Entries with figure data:
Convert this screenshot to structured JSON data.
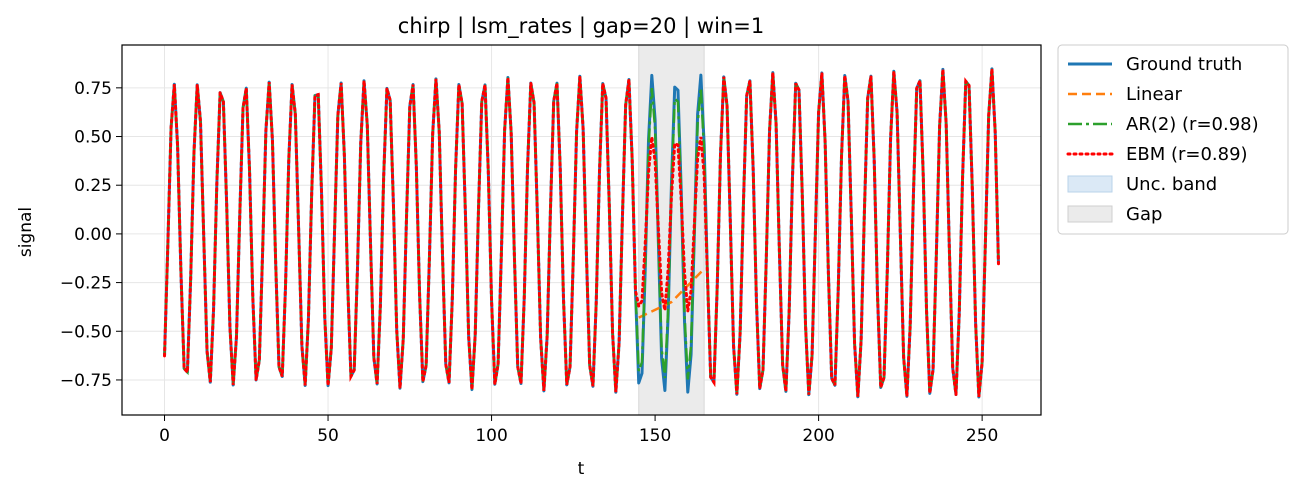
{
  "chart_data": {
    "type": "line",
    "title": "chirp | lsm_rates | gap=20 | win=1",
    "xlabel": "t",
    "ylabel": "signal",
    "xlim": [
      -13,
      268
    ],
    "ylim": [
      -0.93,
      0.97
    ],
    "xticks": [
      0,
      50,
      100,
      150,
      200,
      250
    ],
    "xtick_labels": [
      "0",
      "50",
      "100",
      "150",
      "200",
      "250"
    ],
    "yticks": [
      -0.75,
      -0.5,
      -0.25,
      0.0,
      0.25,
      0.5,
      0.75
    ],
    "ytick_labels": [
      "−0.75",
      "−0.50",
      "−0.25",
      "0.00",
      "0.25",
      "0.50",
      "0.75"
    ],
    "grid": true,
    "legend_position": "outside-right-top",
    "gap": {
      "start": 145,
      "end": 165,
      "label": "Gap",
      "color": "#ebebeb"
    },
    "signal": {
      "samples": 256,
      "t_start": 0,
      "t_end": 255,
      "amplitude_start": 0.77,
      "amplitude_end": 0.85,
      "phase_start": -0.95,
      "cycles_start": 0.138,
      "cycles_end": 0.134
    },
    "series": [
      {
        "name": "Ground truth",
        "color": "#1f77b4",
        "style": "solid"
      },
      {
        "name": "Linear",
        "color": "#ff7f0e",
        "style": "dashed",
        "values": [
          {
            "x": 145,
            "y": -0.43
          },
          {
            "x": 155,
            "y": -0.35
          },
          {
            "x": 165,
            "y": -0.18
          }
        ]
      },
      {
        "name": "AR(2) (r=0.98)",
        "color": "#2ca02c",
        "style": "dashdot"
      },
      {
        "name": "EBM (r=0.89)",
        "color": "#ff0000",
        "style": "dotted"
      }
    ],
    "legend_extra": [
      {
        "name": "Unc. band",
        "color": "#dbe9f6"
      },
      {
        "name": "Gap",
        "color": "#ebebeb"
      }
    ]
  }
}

==

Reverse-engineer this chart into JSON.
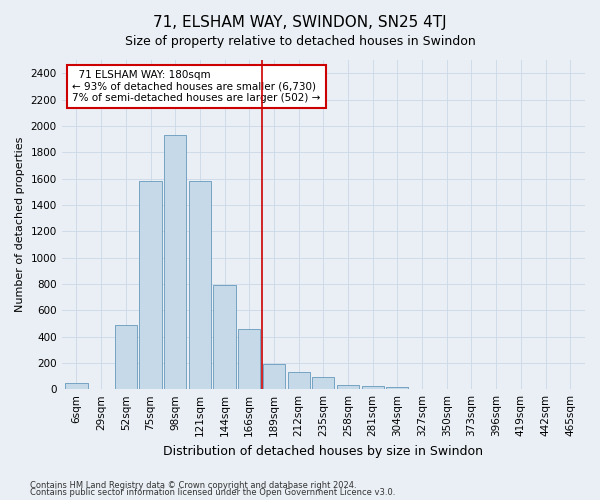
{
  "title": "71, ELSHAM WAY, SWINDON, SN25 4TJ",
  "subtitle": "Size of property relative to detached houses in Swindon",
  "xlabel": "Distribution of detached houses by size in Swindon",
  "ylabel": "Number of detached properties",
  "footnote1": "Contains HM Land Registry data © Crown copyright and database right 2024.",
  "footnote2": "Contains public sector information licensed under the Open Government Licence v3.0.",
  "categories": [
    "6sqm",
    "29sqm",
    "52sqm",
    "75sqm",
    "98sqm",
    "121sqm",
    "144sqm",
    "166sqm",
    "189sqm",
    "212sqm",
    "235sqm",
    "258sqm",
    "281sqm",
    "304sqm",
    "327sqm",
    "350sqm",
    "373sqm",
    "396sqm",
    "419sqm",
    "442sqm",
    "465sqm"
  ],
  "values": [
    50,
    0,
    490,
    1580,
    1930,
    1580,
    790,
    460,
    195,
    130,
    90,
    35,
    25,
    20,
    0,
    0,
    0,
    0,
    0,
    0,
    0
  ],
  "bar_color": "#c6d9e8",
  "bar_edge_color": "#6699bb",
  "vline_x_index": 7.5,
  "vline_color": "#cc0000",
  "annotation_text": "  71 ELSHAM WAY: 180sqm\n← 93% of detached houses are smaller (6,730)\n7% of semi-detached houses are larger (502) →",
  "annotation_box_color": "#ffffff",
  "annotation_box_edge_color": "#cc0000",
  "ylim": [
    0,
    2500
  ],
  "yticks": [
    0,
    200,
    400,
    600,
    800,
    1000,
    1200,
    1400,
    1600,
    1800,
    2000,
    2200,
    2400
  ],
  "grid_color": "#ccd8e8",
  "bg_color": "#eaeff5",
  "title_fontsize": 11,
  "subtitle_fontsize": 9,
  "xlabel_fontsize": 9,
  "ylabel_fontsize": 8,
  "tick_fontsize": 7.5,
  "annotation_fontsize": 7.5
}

**Work to do**
Search the lines above for the string "ELSHAM", then show every one that has it.

**The response**
  "title": "71, ELSHAM WAY, SWINDON, SN25 4TJ",
  "annotation_text": "  71 ELSHAM WAY: 180sqm\n← 93% of detached houses are smaller (6,730)\n7% of semi-detached houses are larger (502) →",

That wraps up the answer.